List every line below containing "Butter".

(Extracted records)
◇ ◇ ◇ ◇

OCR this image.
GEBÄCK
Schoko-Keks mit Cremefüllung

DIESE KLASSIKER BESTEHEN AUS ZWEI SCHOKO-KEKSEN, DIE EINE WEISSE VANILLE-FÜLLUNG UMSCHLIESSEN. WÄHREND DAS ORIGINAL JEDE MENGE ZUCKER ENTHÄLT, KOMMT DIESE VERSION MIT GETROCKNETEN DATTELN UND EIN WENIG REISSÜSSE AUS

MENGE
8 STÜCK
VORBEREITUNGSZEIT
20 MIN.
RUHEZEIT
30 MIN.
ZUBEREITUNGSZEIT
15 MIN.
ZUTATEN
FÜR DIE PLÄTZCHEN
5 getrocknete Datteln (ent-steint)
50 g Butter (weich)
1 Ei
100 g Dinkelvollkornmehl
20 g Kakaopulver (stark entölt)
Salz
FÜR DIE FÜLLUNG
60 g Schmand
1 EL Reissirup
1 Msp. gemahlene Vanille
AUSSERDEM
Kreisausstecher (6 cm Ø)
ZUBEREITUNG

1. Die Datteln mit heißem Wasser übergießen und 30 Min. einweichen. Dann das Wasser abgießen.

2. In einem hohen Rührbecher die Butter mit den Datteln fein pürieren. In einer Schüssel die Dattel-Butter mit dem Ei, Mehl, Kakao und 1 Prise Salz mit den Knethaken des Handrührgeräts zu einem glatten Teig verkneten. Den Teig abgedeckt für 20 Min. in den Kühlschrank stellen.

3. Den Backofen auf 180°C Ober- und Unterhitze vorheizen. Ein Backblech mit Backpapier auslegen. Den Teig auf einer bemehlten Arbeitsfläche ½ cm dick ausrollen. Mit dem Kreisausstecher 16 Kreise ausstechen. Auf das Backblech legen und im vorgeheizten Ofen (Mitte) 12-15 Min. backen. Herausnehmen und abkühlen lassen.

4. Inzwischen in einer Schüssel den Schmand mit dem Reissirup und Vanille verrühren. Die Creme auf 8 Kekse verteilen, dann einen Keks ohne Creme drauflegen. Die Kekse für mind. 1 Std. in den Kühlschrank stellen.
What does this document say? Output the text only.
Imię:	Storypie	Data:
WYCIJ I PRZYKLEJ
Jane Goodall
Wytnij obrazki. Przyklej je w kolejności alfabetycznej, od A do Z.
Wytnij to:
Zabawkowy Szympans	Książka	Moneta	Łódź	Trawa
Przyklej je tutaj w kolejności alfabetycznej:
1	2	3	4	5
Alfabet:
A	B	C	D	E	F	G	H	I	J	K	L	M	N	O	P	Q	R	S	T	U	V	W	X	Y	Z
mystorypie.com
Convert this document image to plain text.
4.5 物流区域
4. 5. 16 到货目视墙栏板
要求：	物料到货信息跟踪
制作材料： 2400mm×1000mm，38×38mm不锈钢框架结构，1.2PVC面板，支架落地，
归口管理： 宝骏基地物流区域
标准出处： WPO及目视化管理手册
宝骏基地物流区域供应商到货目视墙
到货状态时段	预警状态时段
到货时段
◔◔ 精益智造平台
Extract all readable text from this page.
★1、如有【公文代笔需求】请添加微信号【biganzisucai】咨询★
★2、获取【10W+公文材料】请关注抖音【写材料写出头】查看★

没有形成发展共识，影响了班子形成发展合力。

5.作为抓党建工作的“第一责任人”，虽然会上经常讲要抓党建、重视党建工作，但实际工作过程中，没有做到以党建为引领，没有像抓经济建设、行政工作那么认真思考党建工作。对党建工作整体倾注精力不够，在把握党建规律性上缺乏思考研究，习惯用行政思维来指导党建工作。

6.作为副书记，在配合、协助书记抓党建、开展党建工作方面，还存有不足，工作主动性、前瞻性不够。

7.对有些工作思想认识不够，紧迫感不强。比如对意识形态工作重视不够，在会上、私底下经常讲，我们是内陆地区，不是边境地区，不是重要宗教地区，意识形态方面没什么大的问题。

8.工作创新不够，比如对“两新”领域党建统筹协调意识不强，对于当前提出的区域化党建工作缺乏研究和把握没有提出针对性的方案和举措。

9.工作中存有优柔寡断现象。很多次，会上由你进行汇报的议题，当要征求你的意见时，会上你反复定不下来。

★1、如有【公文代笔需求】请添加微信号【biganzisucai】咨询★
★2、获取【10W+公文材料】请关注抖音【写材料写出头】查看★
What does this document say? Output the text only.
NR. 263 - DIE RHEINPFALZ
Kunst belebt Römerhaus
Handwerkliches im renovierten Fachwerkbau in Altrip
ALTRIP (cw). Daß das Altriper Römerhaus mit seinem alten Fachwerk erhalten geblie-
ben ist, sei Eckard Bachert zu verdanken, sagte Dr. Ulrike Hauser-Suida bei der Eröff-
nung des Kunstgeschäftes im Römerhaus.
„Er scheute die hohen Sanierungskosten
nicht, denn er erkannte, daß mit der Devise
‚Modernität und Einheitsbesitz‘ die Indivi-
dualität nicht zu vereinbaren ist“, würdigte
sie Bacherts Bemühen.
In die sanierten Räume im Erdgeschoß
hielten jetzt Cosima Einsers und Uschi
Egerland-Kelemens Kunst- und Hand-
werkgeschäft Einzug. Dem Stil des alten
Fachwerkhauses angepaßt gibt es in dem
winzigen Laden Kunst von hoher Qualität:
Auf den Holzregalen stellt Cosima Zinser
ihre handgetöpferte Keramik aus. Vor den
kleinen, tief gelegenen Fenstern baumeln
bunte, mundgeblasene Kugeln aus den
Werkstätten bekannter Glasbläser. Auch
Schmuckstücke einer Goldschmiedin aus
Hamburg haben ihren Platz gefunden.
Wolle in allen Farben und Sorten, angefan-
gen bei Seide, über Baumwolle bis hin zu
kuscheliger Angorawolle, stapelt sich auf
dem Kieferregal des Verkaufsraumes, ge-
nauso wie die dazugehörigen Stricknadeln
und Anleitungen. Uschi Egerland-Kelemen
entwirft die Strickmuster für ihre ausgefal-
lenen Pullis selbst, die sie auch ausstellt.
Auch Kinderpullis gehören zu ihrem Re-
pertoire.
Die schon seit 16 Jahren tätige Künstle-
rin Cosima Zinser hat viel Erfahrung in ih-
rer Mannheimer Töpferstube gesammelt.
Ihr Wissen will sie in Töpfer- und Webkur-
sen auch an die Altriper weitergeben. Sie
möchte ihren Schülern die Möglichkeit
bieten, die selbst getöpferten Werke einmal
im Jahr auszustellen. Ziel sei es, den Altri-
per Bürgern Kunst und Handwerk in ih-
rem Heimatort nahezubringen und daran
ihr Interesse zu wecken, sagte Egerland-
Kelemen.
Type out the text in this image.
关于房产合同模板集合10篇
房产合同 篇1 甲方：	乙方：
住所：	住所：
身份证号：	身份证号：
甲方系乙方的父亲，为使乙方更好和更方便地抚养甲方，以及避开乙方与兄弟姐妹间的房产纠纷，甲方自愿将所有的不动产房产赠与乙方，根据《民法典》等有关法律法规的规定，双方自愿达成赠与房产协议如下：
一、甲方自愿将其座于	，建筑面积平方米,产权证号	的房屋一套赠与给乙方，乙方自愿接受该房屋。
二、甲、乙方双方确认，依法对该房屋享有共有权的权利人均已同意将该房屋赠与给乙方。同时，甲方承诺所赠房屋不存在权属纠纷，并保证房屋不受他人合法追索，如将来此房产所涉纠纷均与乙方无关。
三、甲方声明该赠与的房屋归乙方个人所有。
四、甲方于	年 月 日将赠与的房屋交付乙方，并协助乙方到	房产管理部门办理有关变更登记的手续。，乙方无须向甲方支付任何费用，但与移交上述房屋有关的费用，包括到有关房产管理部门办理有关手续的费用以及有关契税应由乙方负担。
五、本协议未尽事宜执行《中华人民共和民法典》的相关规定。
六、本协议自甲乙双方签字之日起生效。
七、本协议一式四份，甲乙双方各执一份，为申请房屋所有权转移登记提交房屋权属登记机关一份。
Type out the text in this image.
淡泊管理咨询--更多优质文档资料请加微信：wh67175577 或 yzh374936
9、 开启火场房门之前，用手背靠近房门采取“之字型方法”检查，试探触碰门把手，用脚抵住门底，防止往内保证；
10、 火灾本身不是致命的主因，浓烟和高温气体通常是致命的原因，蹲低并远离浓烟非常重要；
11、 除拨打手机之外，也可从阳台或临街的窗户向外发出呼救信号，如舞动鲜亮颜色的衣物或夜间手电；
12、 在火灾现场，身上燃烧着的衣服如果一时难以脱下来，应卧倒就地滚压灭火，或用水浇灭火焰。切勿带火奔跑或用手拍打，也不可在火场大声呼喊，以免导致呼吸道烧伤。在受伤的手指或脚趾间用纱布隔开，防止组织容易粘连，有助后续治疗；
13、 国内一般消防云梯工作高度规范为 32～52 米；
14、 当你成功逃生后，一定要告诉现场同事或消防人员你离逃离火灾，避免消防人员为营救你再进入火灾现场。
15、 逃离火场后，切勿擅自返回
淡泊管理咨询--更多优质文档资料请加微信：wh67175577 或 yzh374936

◇ ◇ ◇ ◇

● **Right answer**:
50 g Butter (weich)
2. In einem hohen Rührbecher die Butter mit den Datteln fein pürieren. In einer Schüssel die Dattel-Butter mit dem Ei, Mehl, Kakao und 1 Prise Salz mit den Knethaken des Handrührgeräts zu einem glatten Teig verkneten. Den Teig abgedeckt für 20 Min. in den Kühlschrank stellen.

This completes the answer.